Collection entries

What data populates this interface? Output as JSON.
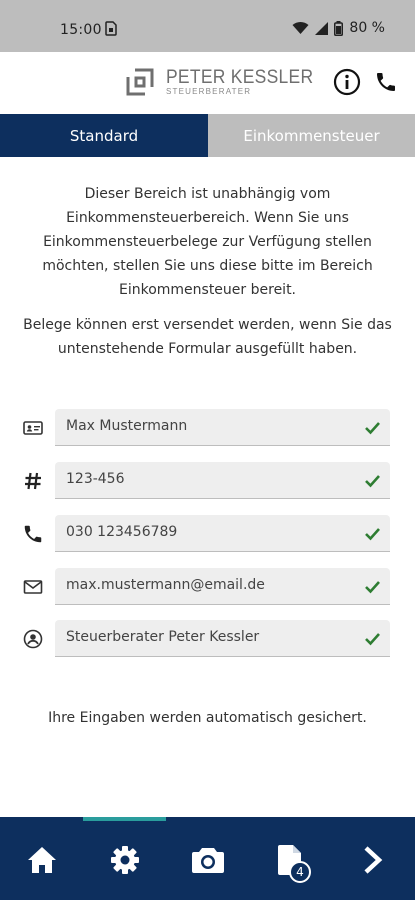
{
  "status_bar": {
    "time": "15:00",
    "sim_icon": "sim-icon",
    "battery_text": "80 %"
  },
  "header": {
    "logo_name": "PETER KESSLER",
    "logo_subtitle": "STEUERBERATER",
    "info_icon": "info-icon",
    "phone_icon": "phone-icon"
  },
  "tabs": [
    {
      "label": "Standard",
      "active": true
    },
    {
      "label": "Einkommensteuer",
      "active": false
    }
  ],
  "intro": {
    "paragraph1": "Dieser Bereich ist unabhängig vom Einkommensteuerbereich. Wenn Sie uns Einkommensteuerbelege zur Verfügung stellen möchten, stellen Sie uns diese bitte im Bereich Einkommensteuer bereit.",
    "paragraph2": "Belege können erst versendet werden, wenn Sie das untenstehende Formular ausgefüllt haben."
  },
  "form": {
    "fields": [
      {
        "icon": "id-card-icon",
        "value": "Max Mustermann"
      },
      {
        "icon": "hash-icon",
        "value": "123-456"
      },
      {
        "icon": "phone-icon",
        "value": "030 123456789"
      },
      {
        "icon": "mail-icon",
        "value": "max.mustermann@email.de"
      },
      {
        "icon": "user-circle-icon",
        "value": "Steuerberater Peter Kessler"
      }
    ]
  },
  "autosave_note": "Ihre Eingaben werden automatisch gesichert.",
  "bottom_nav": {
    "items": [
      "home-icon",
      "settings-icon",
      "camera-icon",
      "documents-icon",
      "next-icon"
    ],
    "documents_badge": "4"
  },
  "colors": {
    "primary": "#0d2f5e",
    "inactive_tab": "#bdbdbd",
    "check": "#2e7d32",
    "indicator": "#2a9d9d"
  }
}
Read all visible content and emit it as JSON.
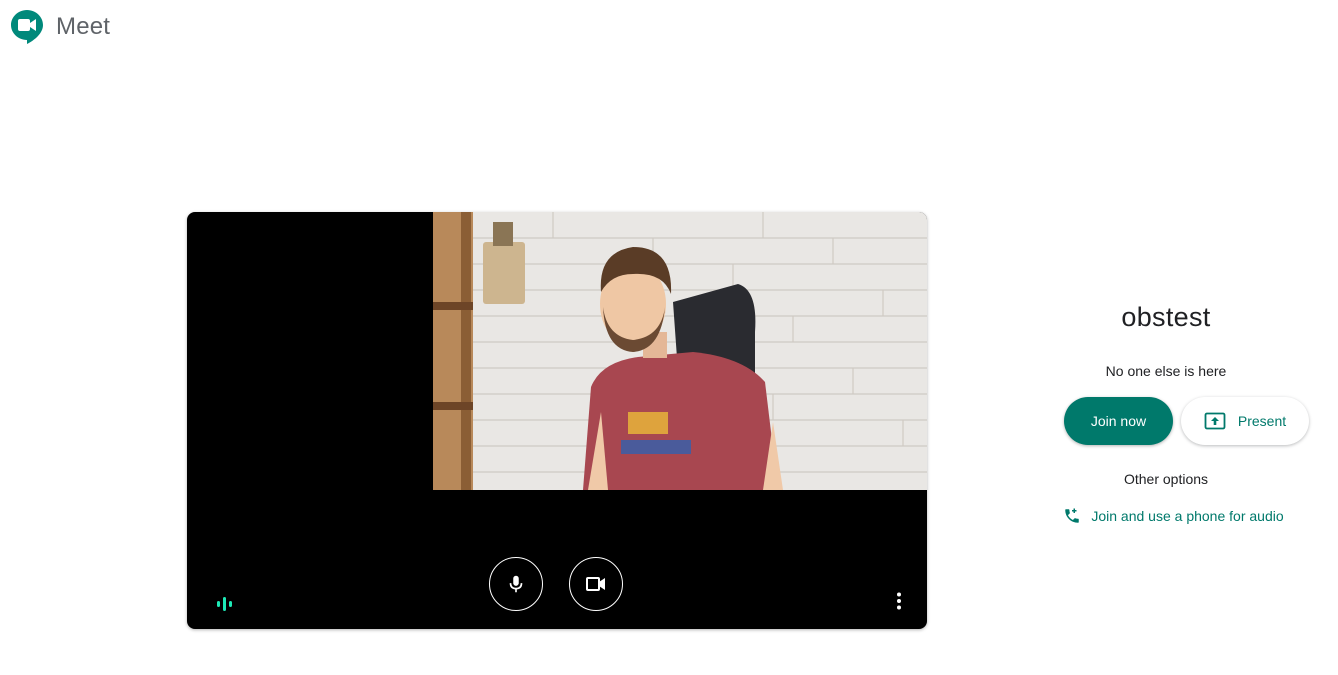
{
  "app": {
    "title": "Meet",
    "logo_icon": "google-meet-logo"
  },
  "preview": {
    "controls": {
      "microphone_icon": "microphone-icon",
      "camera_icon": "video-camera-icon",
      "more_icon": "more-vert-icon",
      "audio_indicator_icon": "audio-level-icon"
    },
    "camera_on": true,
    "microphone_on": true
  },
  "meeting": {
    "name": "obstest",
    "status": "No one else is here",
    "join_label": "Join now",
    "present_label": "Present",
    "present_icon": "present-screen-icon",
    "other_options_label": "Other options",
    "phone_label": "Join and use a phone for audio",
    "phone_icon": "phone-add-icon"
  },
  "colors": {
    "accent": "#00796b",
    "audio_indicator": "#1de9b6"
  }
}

### Instruction
Without the pictures, output the full listing exactly as it stands.

### Full output
What data populates this interface? Output as JSON.
{
  "status_bar": {
    "time": "15:00",
    "sim_icon": "sim-icon",
    "battery_text": "80 %"
  },
  "header": {
    "logo_name": "PETER KESSLER",
    "logo_subtitle": "STEUERBERATER",
    "info_icon": "info-icon",
    "phone_icon": "phone-icon"
  },
  "tabs": [
    {
      "label": "Standard",
      "active": true
    },
    {
      "label": "Einkommensteuer",
      "active": false
    }
  ],
  "intro": {
    "paragraph1": "Dieser Bereich ist unabhängig vom Einkommensteuerbereich. Wenn Sie uns Einkommensteuerbelege zur Verfügung stellen möchten, stellen Sie uns diese bitte im Bereich Einkommensteuer bereit.",
    "paragraph2": "Belege können erst versendet werden, wenn Sie das untenstehende Formular ausgefüllt haben."
  },
  "form": {
    "fields": [
      {
        "icon": "id-card-icon",
        "value": "Max Mustermann"
      },
      {
        "icon": "hash-icon",
        "value": "123-456"
      },
      {
        "icon": "phone-icon",
        "value": "030 123456789"
      },
      {
        "icon": "mail-icon",
        "value": "max.mustermann@email.de"
      },
      {
        "icon": "user-circle-icon",
        "value": "Steuerberater Peter Kessler"
      }
    ]
  },
  "autosave_note": "Ihre Eingaben werden automatisch gesichert.",
  "bottom_nav": {
    "items": [
      "home-icon",
      "settings-icon",
      "camera-icon",
      "documents-icon",
      "next-icon"
    ],
    "documents_badge": "4"
  },
  "colors": {
    "primary": "#0d2f5e",
    "inactive_tab": "#bdbdbd",
    "check": "#2e7d32",
    "indicator": "#2a9d9d"
  }
}
Read all visible content and emit it as JSON.
{
  "app": {
    "title": "Meet",
    "logo_icon": "google-meet-logo"
  },
  "preview": {
    "controls": {
      "microphone_icon": "microphone-icon",
      "camera_icon": "video-camera-icon",
      "more_icon": "more-vert-icon",
      "audio_indicator_icon": "audio-level-icon"
    },
    "camera_on": true,
    "microphone_on": true
  },
  "meeting": {
    "name": "obstest",
    "status": "No one else is here",
    "join_label": "Join now",
    "present_label": "Present",
    "present_icon": "present-screen-icon",
    "other_options_label": "Other options",
    "phone_label": "Join and use a phone for audio",
    "phone_icon": "phone-add-icon"
  },
  "colors": {
    "accent": "#00796b",
    "audio_indicator": "#1de9b6"
  }
}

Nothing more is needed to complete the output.